Problem details
Rewrite the stretch from the start of the entries through the line that contains "note-line-3: 没设置好导致的 。 [20,306,112,321]", changing "divider" to "separator" and leaving everything else untouched.

Data section
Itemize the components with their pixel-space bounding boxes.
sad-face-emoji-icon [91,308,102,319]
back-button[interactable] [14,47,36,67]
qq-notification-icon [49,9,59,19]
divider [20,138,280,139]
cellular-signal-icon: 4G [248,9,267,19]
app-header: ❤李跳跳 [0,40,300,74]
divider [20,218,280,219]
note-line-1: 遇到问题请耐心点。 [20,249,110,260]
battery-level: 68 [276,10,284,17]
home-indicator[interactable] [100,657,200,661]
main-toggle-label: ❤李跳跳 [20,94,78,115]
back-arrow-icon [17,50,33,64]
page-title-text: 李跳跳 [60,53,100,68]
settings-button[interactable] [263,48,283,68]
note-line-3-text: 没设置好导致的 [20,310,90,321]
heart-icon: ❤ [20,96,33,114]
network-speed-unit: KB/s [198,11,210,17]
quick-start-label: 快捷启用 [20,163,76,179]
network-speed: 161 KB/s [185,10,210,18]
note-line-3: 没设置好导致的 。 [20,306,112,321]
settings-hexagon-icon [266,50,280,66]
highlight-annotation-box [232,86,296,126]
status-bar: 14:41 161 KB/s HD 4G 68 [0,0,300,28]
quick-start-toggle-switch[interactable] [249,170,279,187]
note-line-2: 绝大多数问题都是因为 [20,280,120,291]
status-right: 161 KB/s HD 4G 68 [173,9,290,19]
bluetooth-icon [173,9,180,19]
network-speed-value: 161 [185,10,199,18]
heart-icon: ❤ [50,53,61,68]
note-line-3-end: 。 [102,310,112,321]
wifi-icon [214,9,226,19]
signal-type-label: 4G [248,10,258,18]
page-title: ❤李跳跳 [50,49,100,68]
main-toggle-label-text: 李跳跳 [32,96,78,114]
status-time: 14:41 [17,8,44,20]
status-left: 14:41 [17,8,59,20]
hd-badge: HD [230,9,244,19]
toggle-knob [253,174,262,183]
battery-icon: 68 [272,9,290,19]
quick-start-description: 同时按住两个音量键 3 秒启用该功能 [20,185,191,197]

Response to this task
Itemize the components with their pixel-space bounding boxes.
sad-face-emoji-icon [91,308,102,319]
back-button[interactable] [14,47,36,67]
qq-notification-icon [49,9,59,19]
separator [20,138,280,139]
cellular-signal-icon: 4G [248,9,267,19]
app-header: ❤李跳跳 [0,40,300,74]
separator [20,218,280,219]
note-line-1: 遇到问题请耐心点。 [20,249,110,260]
battery-level: 68 [276,10,284,17]
home-indicator[interactable] [100,657,200,661]
main-toggle-label: ❤李跳跳 [20,94,78,115]
back-arrow-icon [17,50,33,64]
page-title-text: 李跳跳 [60,53,100,68]
settings-button[interactable] [263,48,283,68]
note-line-3-text: 没设置好导致的 [20,310,90,321]
heart-icon: ❤ [20,96,33,114]
network-speed-unit: KB/s [198,11,210,17]
quick-start-label: 快捷启用 [20,163,76,179]
network-speed: 161 KB/s [185,10,210,18]
note-line-3: 没设置好导致的 。 [20,306,112,321]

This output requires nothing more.